[Given problem] Go through the data below line by line and count those containing the word "novi". Reply with the count only.

Collected data entries:
----

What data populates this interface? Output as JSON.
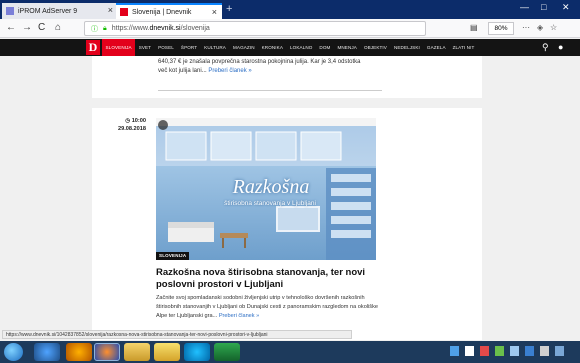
{
  "browser": {
    "tabs": [
      {
        "label": "iPROM AdServer 9",
        "close": "×"
      },
      {
        "label": "Slovenija | Dnevnik",
        "close": "×"
      }
    ],
    "new_tab": "+",
    "window_controls": {
      "minimize": "—",
      "maximize": "□",
      "close": "✕"
    },
    "nav": {
      "back": "←",
      "forward": "→",
      "reload": "C",
      "home": "⌂"
    },
    "url": {
      "prefix": "https://www.",
      "host": "dnevnik.si",
      "path": "/slovenija"
    },
    "zoom": "80%",
    "menu_dots": "···",
    "star": "☆"
  },
  "site": {
    "logo": "D",
    "menu": [
      "SLOVENIJA",
      "SVET",
      "POSEL",
      "ŠPORT",
      "KULTURA",
      "MAGAZIN",
      "KRONIKA",
      "LOKALNO",
      "DOM",
      "MNENJA",
      "OBJEKTIV",
      "NEDELJSKI",
      "GAZELA",
      "ZLATI NIT"
    ],
    "active_menu": "SLOVENIJA",
    "search_icon": "⚲",
    "user_icon": "●"
  },
  "previous_article": {
    "excerpt_line1": "640,37 € je znašala povprečna starostna pokojnina julija. Kar je 3,4 odstotka",
    "excerpt_line2": "več kot julija lani...",
    "more": "Preberi članek »"
  },
  "article": {
    "time": "10:00",
    "date": "29.08.2018",
    "category": "SLOVENIJA",
    "image_title": "Razkošna",
    "image_subtitle": "štirisobna stanovanja v Ljubljani",
    "title": "Razkošna nova štirisobna stanovanja, ter novi poslovni prostori v Ljubljani",
    "excerpt": "Začnite svoj spomladanski sodobni življenjski utrip v tehnološko dovršenih razkošnih štirisobnih stanovanjih v Ljubljani ob Dunajski cesti z panoramskim razgledom na okoliške Alpe ter Ljubljanski gra...",
    "more": "Preberi članek »"
  },
  "status_url": "https://www.dnevnik.si/1042837852/slovenija/razkosna-nova-stirisobna-stanovanja-ter-novi-poslovni-prostori-v-ljubljani",
  "colors": {
    "accent": "#e3001b",
    "header": "#141414",
    "link": "#2d6fc5",
    "tabbar": "#0c2c6a"
  }
}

----

[Response to this exercise] 2